**TASK REQUIREMENTS**
Go through the records and extract every line with the word "data".

(Records from a collection)

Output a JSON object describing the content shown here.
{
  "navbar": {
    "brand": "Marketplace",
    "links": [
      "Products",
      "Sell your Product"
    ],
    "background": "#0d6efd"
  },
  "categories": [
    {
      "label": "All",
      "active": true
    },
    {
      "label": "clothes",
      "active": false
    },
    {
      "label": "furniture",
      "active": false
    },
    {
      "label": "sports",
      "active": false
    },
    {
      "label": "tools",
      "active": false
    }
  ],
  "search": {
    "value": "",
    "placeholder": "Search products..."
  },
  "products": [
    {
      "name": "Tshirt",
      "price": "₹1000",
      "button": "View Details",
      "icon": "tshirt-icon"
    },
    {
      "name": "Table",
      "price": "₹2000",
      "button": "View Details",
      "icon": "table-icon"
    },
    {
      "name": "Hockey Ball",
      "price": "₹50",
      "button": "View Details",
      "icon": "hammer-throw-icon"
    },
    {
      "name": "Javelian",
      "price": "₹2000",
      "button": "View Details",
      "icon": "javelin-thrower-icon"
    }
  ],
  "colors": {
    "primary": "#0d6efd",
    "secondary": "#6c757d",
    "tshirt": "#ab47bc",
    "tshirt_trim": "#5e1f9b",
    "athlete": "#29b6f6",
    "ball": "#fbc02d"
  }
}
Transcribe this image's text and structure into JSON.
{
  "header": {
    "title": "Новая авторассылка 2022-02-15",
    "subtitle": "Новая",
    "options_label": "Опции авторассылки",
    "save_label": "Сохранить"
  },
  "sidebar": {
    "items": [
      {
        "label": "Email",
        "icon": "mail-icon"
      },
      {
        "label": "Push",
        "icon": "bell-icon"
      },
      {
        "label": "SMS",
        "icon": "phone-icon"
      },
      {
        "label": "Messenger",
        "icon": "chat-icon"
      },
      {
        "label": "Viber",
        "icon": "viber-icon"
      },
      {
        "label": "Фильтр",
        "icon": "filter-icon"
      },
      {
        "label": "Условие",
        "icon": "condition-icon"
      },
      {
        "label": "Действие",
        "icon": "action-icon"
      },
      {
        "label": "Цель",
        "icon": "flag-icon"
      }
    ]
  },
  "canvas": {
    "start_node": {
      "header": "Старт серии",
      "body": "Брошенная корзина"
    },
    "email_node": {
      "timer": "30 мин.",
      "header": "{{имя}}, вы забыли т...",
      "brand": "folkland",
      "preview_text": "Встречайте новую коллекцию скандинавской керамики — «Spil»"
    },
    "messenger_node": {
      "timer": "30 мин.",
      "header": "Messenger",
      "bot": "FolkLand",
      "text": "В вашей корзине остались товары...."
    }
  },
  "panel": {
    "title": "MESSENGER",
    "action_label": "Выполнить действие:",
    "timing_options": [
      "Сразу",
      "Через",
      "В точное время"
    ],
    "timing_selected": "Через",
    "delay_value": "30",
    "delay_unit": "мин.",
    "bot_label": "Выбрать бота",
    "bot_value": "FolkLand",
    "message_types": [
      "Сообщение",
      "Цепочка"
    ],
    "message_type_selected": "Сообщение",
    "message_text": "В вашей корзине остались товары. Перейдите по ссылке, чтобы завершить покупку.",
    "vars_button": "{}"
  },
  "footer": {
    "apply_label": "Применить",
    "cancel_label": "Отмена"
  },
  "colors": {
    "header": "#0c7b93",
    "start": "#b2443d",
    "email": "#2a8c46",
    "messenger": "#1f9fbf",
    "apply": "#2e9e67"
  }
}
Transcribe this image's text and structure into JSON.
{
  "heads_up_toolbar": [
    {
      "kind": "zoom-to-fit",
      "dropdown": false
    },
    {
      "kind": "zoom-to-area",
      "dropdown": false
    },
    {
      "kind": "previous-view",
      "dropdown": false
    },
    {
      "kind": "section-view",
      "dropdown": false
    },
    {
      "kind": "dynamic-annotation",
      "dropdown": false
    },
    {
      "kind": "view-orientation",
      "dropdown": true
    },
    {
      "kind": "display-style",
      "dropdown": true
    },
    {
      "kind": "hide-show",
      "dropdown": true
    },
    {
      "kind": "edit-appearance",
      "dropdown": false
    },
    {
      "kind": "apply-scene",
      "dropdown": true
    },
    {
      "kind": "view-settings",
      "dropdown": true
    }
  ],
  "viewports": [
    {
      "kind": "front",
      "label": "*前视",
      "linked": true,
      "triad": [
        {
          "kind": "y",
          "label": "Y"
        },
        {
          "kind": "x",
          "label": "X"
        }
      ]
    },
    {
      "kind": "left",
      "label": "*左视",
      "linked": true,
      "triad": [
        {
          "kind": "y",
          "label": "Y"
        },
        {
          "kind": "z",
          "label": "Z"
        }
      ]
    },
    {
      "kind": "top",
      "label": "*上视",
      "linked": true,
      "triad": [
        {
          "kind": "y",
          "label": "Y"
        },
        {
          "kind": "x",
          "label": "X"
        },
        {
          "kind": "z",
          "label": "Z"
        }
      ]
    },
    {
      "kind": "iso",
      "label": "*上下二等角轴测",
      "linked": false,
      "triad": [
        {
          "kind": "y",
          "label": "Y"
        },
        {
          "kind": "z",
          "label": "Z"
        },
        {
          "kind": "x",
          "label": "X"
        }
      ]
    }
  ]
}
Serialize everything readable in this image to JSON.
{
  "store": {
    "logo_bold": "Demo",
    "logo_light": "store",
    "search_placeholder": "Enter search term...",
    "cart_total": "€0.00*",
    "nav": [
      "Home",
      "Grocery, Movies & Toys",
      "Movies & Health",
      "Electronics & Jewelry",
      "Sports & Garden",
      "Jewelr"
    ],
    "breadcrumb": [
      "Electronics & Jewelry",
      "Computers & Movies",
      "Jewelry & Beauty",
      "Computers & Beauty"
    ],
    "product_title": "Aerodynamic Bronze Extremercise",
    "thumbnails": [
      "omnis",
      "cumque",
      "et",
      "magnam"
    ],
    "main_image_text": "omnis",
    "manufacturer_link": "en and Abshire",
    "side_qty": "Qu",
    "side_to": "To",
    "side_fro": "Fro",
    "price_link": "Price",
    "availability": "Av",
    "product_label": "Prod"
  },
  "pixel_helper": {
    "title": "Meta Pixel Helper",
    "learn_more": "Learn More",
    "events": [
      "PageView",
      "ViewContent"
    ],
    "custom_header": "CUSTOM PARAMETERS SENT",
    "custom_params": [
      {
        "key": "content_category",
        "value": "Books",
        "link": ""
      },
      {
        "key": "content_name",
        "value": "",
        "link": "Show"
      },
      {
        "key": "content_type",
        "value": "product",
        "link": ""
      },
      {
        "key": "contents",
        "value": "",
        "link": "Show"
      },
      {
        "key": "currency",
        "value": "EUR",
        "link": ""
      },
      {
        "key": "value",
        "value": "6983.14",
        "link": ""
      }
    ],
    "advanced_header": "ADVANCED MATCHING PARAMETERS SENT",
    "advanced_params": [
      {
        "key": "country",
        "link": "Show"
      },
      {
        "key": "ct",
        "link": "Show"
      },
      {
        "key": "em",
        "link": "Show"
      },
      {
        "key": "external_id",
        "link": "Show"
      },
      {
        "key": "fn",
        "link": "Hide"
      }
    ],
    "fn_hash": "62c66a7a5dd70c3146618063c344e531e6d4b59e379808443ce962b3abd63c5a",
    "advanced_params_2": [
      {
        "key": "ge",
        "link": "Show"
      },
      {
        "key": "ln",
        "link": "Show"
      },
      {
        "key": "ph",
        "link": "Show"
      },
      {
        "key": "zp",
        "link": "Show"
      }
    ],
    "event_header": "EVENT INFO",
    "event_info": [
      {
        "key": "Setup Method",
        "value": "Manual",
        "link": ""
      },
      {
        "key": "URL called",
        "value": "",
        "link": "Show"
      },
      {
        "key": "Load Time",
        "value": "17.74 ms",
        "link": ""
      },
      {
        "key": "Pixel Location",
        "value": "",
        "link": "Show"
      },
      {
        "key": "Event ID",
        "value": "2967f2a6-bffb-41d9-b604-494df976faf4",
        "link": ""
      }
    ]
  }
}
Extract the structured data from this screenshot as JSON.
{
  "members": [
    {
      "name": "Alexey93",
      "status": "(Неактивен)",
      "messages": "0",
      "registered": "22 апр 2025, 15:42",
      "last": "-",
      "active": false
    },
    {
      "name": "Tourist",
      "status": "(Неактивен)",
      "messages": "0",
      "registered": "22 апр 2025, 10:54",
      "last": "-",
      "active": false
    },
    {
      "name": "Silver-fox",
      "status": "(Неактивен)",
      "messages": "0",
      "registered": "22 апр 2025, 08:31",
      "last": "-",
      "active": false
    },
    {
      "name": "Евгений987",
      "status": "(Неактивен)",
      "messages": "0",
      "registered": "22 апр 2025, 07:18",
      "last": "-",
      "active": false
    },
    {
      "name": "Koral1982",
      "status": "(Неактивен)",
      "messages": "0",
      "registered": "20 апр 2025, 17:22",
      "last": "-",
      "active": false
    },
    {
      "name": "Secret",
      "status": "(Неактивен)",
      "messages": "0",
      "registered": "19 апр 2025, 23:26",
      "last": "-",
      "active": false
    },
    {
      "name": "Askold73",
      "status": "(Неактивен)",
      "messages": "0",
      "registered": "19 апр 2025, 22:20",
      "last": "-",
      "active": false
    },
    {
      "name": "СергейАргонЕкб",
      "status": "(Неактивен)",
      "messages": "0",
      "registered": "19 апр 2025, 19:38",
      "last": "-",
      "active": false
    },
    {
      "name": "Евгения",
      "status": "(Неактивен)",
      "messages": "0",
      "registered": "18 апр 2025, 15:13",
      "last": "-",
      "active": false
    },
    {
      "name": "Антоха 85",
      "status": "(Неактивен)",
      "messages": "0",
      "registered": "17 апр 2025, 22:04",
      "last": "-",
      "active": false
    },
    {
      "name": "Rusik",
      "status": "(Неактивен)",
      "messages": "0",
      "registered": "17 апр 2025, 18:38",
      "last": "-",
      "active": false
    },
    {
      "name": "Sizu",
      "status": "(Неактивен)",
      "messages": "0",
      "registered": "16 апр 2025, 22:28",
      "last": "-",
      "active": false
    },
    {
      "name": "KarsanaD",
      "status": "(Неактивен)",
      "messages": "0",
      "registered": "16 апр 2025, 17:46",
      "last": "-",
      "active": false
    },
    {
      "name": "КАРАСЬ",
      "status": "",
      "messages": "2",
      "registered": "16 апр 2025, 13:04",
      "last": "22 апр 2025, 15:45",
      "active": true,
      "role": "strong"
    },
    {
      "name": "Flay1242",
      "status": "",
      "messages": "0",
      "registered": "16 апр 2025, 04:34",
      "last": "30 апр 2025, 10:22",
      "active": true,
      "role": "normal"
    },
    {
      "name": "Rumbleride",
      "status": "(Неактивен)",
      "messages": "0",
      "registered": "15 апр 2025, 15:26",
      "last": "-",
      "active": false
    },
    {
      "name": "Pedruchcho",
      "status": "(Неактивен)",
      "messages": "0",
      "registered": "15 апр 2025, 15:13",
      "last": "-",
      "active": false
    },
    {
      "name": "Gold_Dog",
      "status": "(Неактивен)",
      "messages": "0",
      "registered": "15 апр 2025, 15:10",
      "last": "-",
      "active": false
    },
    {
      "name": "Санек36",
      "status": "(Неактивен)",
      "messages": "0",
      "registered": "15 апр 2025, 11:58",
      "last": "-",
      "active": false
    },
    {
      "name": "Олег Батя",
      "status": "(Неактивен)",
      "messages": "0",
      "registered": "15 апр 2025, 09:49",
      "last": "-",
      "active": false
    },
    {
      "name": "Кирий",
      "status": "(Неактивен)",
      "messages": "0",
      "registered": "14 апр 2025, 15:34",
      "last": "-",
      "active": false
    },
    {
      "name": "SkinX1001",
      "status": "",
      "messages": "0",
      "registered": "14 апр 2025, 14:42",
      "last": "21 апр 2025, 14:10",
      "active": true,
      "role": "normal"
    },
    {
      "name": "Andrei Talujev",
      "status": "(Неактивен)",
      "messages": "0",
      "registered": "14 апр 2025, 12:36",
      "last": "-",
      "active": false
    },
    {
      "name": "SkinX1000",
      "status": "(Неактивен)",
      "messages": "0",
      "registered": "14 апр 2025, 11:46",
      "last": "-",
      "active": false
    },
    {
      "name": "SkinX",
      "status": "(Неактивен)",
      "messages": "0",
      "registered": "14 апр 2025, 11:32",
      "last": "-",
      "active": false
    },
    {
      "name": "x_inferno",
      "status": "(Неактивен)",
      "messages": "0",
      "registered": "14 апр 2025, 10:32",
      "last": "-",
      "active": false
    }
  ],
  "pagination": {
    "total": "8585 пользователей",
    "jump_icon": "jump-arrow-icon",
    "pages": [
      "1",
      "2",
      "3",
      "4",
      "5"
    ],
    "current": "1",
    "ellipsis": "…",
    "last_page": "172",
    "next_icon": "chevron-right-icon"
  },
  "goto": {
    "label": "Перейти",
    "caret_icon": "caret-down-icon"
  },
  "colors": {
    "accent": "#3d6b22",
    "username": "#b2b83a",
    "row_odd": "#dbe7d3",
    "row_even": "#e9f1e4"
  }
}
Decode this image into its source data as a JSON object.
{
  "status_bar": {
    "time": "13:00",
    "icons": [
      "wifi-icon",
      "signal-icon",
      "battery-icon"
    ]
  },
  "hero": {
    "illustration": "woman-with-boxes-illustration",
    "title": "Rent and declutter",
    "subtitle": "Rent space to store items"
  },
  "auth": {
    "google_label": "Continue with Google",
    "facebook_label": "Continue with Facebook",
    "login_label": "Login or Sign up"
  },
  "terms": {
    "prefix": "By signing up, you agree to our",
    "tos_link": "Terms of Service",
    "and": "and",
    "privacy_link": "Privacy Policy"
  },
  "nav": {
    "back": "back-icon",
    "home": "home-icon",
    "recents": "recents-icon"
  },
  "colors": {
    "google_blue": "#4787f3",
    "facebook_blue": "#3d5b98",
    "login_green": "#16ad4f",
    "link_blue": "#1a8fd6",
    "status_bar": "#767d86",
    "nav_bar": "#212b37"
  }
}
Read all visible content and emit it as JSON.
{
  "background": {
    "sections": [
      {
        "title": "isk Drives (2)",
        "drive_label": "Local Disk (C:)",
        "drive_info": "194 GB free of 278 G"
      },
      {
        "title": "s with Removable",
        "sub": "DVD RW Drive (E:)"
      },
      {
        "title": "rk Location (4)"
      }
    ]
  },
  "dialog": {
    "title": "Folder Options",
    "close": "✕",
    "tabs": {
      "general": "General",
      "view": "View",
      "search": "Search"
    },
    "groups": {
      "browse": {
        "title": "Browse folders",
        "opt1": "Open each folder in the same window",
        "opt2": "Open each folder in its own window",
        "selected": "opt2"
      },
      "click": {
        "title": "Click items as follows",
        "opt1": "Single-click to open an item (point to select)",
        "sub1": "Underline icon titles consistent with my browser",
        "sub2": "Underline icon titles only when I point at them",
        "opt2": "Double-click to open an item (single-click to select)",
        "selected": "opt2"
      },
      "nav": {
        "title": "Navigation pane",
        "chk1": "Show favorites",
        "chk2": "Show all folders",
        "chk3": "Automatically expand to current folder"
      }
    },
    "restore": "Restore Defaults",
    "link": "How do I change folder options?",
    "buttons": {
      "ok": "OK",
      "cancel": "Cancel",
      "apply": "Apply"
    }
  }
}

**CORRECT OUTPUT**
Extract the structured data from this screenshot as JSON.
Decode this image into its source data as a JSON object.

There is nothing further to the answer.